Dataset records:
- - -

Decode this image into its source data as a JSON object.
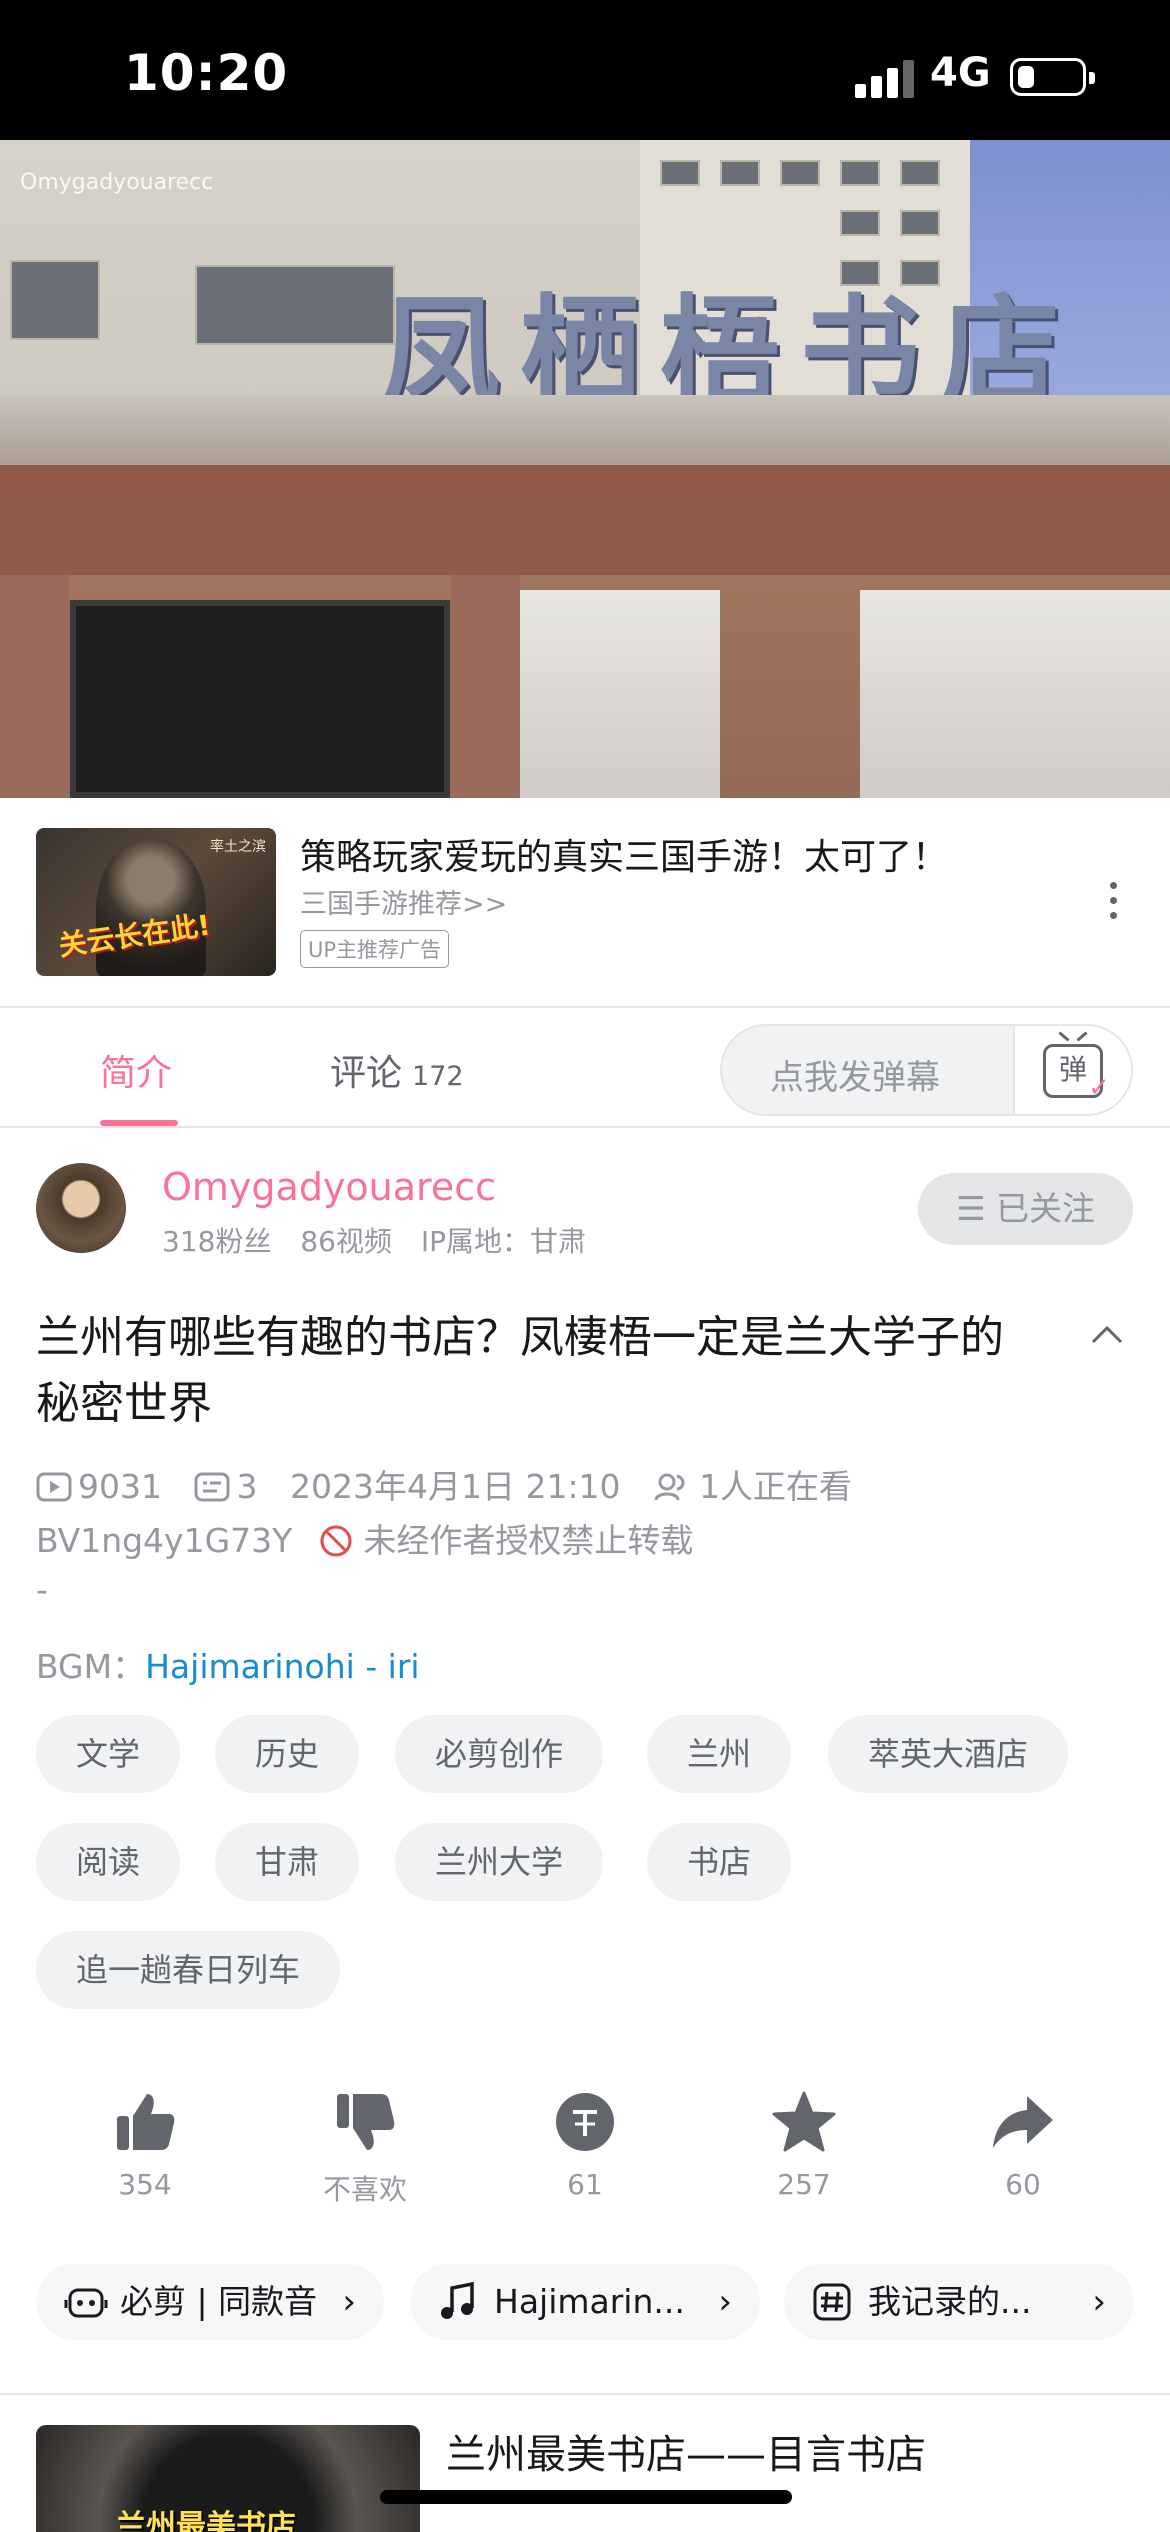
{
  "status_bar": {
    "time": "10:20",
    "network": "4G",
    "battery_percent": 25
  },
  "video": {
    "sign_text": "凤栖梧书店",
    "watermark": "Omygadyouarecc"
  },
  "ad": {
    "thumb_text": "关云长在此!",
    "thumb_corner": "率土之滨",
    "title": "策略玩家爱玩的真实三国手游！太可了！",
    "subtitle": "三国手游推荐>>",
    "badge": "UP主推荐广告"
  },
  "tabs": {
    "intro": "简介",
    "comments": "评论",
    "comments_count": "172",
    "danmaku_placeholder": "点我发弹幕",
    "danmaku_icon_char": "弹"
  },
  "uploader": {
    "name": "Omygadyouarecc",
    "fans": "318粉丝",
    "videos": "86视频",
    "ip": "IP属地：甘肃",
    "follow_label": "☰ 已关注"
  },
  "video_info": {
    "title": "兰州有哪些有趣的书店？凤棲梧一定是兰大学子的秘密世界",
    "views": "9031",
    "danmaku_count": "3",
    "datetime": "2023年4月1日 21:10",
    "watching": "1人正在看",
    "bvid": "BV1ng4y1G73Y",
    "repost_notice": "未经作者授权禁止转载",
    "dash": "-",
    "bgm_label": "BGM：",
    "bgm_song": "Hajimarinohi - iri"
  },
  "tags": [
    "文学",
    "历史",
    "必剪创作",
    "兰州",
    "萃英大酒店",
    "阅读",
    "甘肃",
    "兰州大学",
    "书店",
    "追一趟春日列车"
  ],
  "actions": {
    "like": "354",
    "dislike": "不喜欢",
    "coin": "61",
    "favorite": "257",
    "share": "60"
  },
  "chips": {
    "bijian": "必剪 | 同款音",
    "music": "Hajimarin...",
    "record": "我记录的..."
  },
  "recommend": {
    "title": "兰州最美书店——目言书店",
    "thumb_caption": "兰州最美书店"
  }
}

- - -

SHORT EXERCISE. Pictures stay out; reproduce every line of the records exactly.

EXERCISE RESULT.
Decode this image into its source data as a JSON object.
{
  "status_bar": {
    "time": "10:20",
    "network": "4G",
    "battery_percent": 25
  },
  "video": {
    "sign_text": "凤栖梧书店",
    "watermark": "Omygadyouarecc"
  },
  "ad": {
    "thumb_text": "关云长在此!",
    "thumb_corner": "率土之滨",
    "title": "策略玩家爱玩的真实三国手游！太可了！",
    "subtitle": "三国手游推荐>>",
    "badge": "UP主推荐广告"
  },
  "tabs": {
    "intro": "简介",
    "comments": "评论",
    "comments_count": "172",
    "danmaku_placeholder": "点我发弹幕",
    "danmaku_icon_char": "弹"
  },
  "uploader": {
    "name": "Omygadyouarecc",
    "fans": "318粉丝",
    "videos": "86视频",
    "ip": "IP属地：甘肃",
    "follow_label": "☰ 已关注"
  },
  "video_info": {
    "title": "兰州有哪些有趣的书店？凤棲梧一定是兰大学子的秘密世界",
    "views": "9031",
    "danmaku_count": "3",
    "datetime": "2023年4月1日 21:10",
    "watching": "1人正在看",
    "bvid": "BV1ng4y1G73Y",
    "repost_notice": "未经作者授权禁止转载",
    "dash": "-",
    "bgm_label": "BGM：",
    "bgm_song": "Hajimarinohi - iri"
  },
  "tags": [
    "文学",
    "历史",
    "必剪创作",
    "兰州",
    "萃英大酒店",
    "阅读",
    "甘肃",
    "兰州大学",
    "书店",
    "追一趟春日列车"
  ],
  "actions": {
    "like": "354",
    "dislike": "不喜欢",
    "coin": "61",
    "favorite": "257",
    "share": "60"
  },
  "chips": {
    "bijian": "必剪 | 同款音",
    "music": "Hajimarin...",
    "record": "我记录的..."
  },
  "recommend": {
    "title": "兰州最美书店——目言书店",
    "thumb_caption": "兰州最美书店"
  }
}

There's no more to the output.